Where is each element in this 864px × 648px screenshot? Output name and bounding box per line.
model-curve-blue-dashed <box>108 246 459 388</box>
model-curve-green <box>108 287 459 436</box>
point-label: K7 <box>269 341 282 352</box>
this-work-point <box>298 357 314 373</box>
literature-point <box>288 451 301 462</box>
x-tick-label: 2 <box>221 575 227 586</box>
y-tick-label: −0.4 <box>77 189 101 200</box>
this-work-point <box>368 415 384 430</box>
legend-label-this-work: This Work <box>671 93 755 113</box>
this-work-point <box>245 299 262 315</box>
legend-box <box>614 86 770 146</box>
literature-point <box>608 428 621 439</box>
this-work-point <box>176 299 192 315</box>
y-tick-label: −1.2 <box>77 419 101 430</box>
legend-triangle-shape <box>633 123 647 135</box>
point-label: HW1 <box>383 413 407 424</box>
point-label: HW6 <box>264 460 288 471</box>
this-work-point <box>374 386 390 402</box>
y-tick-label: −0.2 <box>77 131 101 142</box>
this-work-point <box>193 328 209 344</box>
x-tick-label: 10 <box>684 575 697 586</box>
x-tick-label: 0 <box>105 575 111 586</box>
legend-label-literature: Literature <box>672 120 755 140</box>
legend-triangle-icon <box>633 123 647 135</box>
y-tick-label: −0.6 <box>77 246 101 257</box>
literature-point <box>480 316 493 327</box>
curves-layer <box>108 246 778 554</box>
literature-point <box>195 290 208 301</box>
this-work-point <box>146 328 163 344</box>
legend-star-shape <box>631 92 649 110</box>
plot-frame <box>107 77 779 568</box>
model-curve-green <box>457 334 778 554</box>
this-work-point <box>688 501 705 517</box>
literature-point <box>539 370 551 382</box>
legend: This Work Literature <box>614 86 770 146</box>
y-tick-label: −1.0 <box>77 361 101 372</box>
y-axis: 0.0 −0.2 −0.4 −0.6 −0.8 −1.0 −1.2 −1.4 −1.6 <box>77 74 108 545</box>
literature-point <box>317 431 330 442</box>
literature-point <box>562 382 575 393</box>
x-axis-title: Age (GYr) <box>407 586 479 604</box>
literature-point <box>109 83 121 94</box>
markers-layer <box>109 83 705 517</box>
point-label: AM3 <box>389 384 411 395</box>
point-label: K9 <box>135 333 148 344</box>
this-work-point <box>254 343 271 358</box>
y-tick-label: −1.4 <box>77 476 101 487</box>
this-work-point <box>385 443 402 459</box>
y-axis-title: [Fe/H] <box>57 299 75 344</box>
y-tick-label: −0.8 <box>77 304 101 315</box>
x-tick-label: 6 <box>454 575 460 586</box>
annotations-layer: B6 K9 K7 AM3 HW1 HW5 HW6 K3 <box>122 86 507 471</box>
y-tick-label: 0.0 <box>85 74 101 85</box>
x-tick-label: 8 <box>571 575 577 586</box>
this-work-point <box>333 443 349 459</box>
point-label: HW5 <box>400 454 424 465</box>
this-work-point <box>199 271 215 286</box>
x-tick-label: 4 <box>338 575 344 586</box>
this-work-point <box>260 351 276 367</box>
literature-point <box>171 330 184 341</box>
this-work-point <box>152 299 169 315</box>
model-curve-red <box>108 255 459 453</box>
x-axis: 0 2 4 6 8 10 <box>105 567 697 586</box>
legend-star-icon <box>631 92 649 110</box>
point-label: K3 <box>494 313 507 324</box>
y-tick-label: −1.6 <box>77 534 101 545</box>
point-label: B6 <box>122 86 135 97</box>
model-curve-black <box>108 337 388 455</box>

----------

Reproduce the material above line for line, without changing a single character.

Where is each element in this 864px × 648px screenshot? Output name and bounding box per line.
model-curve-blue-dashed <box>108 246 459 388</box>
model-curve-green <box>108 287 459 436</box>
point-label: K7 <box>269 341 282 352</box>
this-work-point <box>298 357 314 373</box>
literature-point <box>288 451 301 462</box>
x-tick-label: 2 <box>221 575 227 586</box>
y-tick-label: −0.4 <box>77 189 101 200</box>
this-work-point <box>368 415 384 430</box>
legend-label-this-work: This Work <box>671 93 755 113</box>
this-work-point <box>245 299 262 315</box>
legend-box <box>614 86 770 146</box>
literature-point <box>608 428 621 439</box>
this-work-point <box>176 299 192 315</box>
y-tick-label: −1.2 <box>77 419 101 430</box>
legend-triangle-shape <box>633 123 647 135</box>
point-label: HW1 <box>383 413 407 424</box>
point-label: HW6 <box>264 460 288 471</box>
this-work-point <box>374 386 390 402</box>
y-tick-label: −0.2 <box>77 131 101 142</box>
this-work-point <box>193 328 209 344</box>
x-tick-label: 10 <box>684 575 697 586</box>
x-tick-label: 0 <box>105 575 111 586</box>
legend-label-literature: Literature <box>672 120 755 140</box>
legend-triangle-icon <box>633 123 647 135</box>
y-tick-label: −0.6 <box>77 246 101 257</box>
literature-point <box>480 316 493 327</box>
curves-layer <box>108 246 778 554</box>
literature-point <box>195 290 208 301</box>
this-work-point <box>146 328 163 344</box>
legend-star-shape <box>631 92 649 110</box>
plot-frame <box>107 77 779 568</box>
model-curve-green <box>457 334 778 554</box>
this-work-point <box>688 501 705 517</box>
literature-point <box>539 370 551 382</box>
legend: This Work Literature <box>614 86 770 146</box>
y-tick-label: −1.0 <box>77 361 101 372</box>
y-axis: 0.0 −0.2 −0.4 −0.6 −0.8 −1.0 −1.2 −1.4 −1.6 <box>77 74 108 545</box>
literature-point <box>317 431 330 442</box>
literature-point <box>562 382 575 393</box>
x-axis-title: Age (GYr) <box>407 586 479 604</box>
literature-point <box>109 83 121 94</box>
markers-layer <box>109 83 705 517</box>
point-label: AM3 <box>389 384 411 395</box>
point-label: K9 <box>135 333 148 344</box>
this-work-point <box>254 343 271 358</box>
y-tick-label: −1.4 <box>77 476 101 487</box>
this-work-point <box>385 443 402 459</box>
y-axis-title: [Fe/H] <box>57 299 75 344</box>
y-tick-label: −0.8 <box>77 304 101 315</box>
x-tick-label: 6 <box>454 575 460 586</box>
annotations-layer: B6 K9 K7 AM3 HW1 HW5 HW6 K3 <box>122 86 507 471</box>
y-tick-label: 0.0 <box>85 74 101 85</box>
x-tick-label: 8 <box>571 575 577 586</box>
this-work-point <box>333 443 349 459</box>
point-label: HW5 <box>400 454 424 465</box>
this-work-point <box>199 271 215 286</box>
x-tick-label: 4 <box>338 575 344 586</box>
this-work-point <box>260 351 276 367</box>
literature-point <box>171 330 184 341</box>
this-work-point <box>152 299 169 315</box>
model-curve-red <box>108 255 459 453</box>
x-axis: 0 2 4 6 8 10 <box>105 567 697 586</box>
legend-star-icon <box>631 92 649 110</box>
point-label: K3 <box>494 313 507 324</box>
y-tick-label: −1.6 <box>77 534 101 545</box>
point-label: B6 <box>122 86 135 97</box>
model-curve-black <box>108 337 388 455</box>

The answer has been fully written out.